_Tarea A_. Transcribe del fragmento sobre el negocio del fútbol el pasaje que va de "Para empezar, comprobaremos" a "de los partidos.".
_Tarea B_.
Responde según el fragmento sobre el negocio del fútbol:
(i) ¿Qué ingresos de los clubes dejan en cifras ridículas a los traspasos, los abonos y el merchandising?
(ii) ¿Qué ha vivido el negocio futbolístico, según opinan algunos?
(iii) ¿Qué provocará quien dilapide el dinero en deportistas?

[Fragmento seleccionado]

Para empezar, comprobaremos qué ocurre con los derechos que las plataformas de televisión pagan a los clubes, cantidades muy superiores a las que antaño sustentaban la economía de los equipos. Los millonarios traspasos, la recaudación por la venta de abonos y entradas, incluso el merchandising y el alquiler de concesiones alcanzan cifras ridículas en comparación con los ingresos por los derechos de retransmisión de los partidos.
Está por ver, pues, si las plataformas de televisión van a vender más paquetes de visionado de partidos ahora que no se puede ir al estadio o, a la inversa, la afición decrece porque la falta de público rebaja mucho la emoción y las expectativas de un partido. Todavía es pronto para saber, por lo tanto, cómo va a funcionar el negocio del fútbol televisado y si, en vista de ello, los equipos podrán recibir más, igual o menos dinero del que venían cobrando estos últimos años.
Hay quien opina que, independientemente de la evolución del fútbol tv, el negocio futbolístico ha vivido una burbuja económica insostenible. Tal vez. Lo que ahora si podemos verificar es el escaso valor moral que las sociedades desarrolladas van a dar a la inflación de salarios y comisiones que el fútbol ha vivido hasta la llegada del coronavirus. Allí donde se ha sufrido el abatimiento por la morbilidad del covid-19 va a ser muy difícil de explicar que sus equipos de fútbol dilapiden el dinero en deportistas cuando su sistema sanitario vive en el filo del colapso, sometido a un estrés humano sin precedentes. Ni ética ni fiscalmente se van a consentir en un futuro inmediato este tipo de alegrías. Y quien así actúe provocará la indignación de sus propios aficionados.

[/Fragmento seleccionado]
[Listado mostrado]

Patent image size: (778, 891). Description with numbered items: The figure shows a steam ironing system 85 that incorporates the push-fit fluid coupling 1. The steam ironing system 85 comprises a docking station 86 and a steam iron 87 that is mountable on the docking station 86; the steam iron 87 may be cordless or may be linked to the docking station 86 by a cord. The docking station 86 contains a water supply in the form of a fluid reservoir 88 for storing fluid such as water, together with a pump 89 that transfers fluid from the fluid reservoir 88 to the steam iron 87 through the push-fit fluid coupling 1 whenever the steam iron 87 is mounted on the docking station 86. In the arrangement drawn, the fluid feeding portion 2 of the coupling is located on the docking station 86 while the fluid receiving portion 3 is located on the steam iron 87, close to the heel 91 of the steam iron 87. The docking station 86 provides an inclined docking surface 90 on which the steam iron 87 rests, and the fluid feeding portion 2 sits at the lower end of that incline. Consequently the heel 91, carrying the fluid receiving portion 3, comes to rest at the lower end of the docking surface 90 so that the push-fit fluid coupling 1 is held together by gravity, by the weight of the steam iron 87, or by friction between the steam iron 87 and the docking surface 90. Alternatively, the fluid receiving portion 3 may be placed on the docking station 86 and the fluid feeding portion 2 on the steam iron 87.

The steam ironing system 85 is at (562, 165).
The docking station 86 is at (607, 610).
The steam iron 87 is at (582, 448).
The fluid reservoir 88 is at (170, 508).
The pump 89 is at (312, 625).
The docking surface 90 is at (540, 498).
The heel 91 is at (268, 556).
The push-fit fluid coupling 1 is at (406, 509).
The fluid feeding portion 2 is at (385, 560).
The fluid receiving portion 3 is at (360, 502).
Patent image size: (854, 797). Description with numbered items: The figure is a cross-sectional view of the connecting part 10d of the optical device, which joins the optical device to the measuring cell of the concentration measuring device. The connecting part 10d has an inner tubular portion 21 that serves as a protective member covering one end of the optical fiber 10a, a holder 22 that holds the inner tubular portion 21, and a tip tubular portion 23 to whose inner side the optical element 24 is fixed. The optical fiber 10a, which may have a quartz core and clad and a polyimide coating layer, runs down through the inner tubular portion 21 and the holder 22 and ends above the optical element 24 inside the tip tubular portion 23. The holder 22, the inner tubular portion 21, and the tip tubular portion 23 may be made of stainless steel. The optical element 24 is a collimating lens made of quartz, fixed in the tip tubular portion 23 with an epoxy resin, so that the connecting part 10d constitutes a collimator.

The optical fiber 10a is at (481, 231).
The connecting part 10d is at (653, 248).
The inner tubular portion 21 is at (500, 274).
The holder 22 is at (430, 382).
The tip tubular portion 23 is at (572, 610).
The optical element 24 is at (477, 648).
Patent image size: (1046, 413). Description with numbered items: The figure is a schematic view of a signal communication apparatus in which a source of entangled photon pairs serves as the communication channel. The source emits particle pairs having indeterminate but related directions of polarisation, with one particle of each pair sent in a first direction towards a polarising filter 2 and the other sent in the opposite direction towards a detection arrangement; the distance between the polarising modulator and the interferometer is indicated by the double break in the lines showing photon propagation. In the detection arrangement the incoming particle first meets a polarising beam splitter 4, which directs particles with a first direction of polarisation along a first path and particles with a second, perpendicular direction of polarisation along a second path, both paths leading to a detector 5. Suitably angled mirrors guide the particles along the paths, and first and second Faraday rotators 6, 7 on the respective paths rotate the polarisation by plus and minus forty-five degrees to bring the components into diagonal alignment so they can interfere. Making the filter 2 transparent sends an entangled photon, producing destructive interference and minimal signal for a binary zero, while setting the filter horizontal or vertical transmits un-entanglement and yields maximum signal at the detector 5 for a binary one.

[/Listado mostrado]

_Respuesta A_.
Para empezar, comprobaremos qué ocurre con los derechos que las plataformas de televisión pagan a los clubes, cantidades muy superiores a las que antaño sustentaban la economía de los equipos. Los millonarios traspasos, la recaudación por la venta de abonos y entradas, incluso el merchandising y el alquiler de concesiones alcanzan cifras ridículas en comparación con los ingresos por los derechos de retransmisión de los partidos.

_Respuesta B_.
(i) Los ingresos por los derechos de retransmisión de los partidos, que pagan las plataformas de televisión.
(ii) Una burbuja económica insostenible.
(iii) La indignación de sus propios aficionados.